→ **RECORDS TO PROCESS**:
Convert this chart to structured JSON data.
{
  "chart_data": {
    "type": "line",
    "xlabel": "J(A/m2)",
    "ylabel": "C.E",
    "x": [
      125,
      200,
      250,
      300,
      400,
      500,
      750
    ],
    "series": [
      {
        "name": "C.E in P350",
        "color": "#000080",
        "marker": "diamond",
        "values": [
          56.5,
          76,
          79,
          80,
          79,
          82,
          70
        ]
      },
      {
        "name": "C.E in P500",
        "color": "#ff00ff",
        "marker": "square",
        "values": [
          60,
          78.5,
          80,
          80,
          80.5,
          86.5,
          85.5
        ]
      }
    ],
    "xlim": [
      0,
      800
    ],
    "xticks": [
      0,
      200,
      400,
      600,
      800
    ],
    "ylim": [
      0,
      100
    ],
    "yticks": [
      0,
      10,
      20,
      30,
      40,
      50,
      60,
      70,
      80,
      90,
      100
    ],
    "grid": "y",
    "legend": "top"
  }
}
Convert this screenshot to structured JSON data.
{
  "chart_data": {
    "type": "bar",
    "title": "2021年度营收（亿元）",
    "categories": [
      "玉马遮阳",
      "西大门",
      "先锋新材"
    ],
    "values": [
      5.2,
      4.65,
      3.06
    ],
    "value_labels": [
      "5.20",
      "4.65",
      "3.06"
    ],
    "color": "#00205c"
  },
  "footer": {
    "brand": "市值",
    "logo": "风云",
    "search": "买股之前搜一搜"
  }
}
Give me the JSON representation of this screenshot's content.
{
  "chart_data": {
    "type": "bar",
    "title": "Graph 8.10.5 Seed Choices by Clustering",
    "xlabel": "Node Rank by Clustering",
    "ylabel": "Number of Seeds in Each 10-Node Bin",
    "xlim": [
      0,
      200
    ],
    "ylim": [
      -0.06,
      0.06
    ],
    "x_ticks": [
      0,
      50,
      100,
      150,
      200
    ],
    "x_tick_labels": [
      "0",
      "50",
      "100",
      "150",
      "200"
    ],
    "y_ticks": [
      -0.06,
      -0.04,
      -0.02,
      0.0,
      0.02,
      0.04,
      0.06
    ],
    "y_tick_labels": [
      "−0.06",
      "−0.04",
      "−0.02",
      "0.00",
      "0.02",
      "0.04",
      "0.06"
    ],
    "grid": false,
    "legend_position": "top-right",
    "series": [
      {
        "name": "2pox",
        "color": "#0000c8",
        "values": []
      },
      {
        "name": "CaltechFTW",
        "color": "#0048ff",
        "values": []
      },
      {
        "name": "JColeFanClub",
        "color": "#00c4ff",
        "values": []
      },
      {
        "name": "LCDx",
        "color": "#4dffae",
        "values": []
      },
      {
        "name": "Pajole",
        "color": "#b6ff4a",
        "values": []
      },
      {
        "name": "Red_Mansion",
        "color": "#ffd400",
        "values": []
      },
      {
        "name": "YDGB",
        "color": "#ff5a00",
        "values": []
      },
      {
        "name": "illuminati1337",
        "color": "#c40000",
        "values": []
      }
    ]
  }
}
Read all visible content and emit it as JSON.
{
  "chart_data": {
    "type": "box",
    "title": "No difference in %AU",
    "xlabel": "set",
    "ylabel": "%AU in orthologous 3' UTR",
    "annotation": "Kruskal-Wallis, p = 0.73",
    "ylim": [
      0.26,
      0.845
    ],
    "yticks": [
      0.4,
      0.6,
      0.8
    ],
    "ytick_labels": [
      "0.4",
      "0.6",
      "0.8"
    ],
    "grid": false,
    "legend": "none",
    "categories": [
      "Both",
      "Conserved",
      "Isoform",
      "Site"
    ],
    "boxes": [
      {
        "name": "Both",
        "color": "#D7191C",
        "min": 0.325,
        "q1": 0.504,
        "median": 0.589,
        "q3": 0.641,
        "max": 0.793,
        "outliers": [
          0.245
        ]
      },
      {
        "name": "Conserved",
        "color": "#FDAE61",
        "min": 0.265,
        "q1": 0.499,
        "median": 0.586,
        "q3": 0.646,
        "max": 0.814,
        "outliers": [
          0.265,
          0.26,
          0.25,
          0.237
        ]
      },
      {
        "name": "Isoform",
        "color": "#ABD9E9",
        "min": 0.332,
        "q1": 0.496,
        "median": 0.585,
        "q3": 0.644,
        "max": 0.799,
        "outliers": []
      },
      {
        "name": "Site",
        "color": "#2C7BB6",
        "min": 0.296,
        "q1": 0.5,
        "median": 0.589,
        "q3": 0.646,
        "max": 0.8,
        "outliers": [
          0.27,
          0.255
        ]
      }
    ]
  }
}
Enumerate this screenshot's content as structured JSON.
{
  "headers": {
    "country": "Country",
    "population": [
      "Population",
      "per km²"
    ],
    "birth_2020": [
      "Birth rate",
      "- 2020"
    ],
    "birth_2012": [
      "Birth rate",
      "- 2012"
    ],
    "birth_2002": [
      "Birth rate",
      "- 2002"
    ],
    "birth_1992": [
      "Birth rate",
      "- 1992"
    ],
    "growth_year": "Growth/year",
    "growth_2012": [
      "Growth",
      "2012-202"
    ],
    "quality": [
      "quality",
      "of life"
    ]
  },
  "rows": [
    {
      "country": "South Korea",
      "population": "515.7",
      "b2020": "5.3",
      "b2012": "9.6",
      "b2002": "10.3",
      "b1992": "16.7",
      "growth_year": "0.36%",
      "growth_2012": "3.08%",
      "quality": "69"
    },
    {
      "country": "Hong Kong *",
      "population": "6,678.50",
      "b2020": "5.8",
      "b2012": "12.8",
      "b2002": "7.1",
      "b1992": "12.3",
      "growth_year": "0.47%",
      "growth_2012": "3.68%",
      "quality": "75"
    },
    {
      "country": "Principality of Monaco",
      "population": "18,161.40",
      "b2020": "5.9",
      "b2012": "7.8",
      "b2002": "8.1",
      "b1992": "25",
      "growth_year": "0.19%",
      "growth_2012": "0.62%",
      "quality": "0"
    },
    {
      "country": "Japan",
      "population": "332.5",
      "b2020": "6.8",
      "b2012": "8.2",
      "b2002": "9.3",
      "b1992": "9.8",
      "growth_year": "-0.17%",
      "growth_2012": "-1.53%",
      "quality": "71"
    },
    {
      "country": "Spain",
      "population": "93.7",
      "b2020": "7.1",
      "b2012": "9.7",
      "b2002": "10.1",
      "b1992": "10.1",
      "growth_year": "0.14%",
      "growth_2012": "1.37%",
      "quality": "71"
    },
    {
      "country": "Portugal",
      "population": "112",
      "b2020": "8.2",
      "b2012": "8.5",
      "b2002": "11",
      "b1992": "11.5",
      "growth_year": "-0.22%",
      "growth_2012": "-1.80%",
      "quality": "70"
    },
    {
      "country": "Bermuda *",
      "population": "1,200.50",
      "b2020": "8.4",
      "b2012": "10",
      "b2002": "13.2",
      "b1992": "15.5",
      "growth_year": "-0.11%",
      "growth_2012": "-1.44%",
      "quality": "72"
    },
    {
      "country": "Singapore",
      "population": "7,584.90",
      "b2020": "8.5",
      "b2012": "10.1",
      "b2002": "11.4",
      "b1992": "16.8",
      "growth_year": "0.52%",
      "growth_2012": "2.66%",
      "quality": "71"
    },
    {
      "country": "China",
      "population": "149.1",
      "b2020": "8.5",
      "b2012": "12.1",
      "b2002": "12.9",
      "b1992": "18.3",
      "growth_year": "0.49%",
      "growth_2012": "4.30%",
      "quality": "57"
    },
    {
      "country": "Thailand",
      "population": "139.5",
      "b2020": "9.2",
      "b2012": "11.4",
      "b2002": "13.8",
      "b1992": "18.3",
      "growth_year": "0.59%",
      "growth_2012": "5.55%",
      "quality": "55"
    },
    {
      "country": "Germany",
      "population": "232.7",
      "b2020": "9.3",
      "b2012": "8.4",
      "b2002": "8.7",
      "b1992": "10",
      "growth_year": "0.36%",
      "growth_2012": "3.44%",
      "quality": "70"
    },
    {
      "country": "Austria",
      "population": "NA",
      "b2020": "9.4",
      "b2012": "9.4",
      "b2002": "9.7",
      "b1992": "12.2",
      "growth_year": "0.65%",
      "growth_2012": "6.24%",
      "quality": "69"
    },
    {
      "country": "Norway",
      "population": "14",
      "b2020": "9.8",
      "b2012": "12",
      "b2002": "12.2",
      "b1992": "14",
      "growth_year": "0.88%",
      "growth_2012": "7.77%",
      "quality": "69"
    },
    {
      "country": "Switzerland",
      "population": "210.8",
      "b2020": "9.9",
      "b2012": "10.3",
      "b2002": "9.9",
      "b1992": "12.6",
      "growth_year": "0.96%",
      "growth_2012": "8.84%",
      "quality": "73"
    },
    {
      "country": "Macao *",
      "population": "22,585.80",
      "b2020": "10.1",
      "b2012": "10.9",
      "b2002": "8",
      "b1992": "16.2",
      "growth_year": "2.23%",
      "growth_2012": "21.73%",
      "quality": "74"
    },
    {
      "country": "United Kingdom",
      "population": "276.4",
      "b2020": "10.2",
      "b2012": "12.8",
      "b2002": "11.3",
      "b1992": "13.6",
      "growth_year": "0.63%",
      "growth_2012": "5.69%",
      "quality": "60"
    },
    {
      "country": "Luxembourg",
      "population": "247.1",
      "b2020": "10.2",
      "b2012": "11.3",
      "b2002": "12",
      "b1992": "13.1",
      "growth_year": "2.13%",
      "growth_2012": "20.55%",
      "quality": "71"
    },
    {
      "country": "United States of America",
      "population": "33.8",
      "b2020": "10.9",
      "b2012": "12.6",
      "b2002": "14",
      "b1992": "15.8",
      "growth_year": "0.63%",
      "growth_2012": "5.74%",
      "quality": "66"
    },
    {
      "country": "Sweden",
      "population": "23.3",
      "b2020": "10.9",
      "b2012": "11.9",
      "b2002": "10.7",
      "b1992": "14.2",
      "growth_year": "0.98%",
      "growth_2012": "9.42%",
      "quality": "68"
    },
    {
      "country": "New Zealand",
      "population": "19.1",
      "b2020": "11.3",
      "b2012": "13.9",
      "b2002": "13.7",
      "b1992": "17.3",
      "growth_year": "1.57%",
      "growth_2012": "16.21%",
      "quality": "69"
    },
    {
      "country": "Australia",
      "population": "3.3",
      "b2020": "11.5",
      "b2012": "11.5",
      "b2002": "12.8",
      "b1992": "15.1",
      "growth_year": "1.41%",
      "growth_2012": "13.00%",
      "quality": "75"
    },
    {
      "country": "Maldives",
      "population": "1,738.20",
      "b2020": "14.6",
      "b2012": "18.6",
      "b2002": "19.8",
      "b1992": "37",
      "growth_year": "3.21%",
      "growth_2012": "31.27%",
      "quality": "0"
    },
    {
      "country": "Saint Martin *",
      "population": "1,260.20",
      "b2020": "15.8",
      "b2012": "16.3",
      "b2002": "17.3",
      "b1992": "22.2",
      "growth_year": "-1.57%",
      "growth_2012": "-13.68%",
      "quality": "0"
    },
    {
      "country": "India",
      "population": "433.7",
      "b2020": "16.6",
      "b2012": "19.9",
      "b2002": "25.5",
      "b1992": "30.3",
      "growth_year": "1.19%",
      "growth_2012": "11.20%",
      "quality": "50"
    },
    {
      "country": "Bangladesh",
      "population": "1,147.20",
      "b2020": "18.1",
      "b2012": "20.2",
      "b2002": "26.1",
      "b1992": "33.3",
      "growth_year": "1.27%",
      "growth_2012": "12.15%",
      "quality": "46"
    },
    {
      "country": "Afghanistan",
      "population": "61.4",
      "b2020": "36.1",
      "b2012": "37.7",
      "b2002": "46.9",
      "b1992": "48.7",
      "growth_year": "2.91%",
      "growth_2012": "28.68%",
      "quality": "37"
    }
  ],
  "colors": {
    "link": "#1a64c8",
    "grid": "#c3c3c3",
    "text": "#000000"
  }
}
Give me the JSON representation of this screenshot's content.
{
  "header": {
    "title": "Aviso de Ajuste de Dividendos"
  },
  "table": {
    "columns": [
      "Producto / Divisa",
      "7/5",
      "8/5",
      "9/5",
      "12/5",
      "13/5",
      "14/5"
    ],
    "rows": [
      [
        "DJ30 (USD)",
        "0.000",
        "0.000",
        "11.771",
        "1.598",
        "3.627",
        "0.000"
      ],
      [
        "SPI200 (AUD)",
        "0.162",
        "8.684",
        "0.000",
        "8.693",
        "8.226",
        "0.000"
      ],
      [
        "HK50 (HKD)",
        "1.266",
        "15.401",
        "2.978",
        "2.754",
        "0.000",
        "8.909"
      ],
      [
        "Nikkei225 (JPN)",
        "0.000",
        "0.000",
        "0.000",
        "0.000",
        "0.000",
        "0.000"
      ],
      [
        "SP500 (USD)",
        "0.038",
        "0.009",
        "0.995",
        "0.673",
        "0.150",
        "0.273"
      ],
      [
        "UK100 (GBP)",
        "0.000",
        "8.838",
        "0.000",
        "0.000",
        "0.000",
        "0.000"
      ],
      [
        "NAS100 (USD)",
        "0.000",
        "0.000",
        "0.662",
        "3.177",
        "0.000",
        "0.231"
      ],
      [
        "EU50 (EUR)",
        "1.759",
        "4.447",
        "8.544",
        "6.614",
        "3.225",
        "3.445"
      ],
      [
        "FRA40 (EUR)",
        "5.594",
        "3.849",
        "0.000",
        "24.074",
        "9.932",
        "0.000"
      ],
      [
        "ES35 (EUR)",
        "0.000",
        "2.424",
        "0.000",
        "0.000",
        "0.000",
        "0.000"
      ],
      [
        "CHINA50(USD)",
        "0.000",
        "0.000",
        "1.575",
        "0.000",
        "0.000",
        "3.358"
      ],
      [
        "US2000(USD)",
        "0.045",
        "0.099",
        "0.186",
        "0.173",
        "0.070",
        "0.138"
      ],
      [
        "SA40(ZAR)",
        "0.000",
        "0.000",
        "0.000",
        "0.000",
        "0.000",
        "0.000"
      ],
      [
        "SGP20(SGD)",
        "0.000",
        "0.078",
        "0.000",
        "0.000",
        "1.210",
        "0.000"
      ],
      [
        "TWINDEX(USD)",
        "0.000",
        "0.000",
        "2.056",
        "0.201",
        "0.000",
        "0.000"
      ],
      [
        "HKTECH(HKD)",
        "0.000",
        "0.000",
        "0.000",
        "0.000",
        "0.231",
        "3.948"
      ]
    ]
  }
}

→ **GIVEN TASK**:
Which lines include the word "Convert"? List them all.

→ **REPLY TO THE TASK**:
Convert this chart to structured JSON data.
Convert this screenshot to structured JSON data.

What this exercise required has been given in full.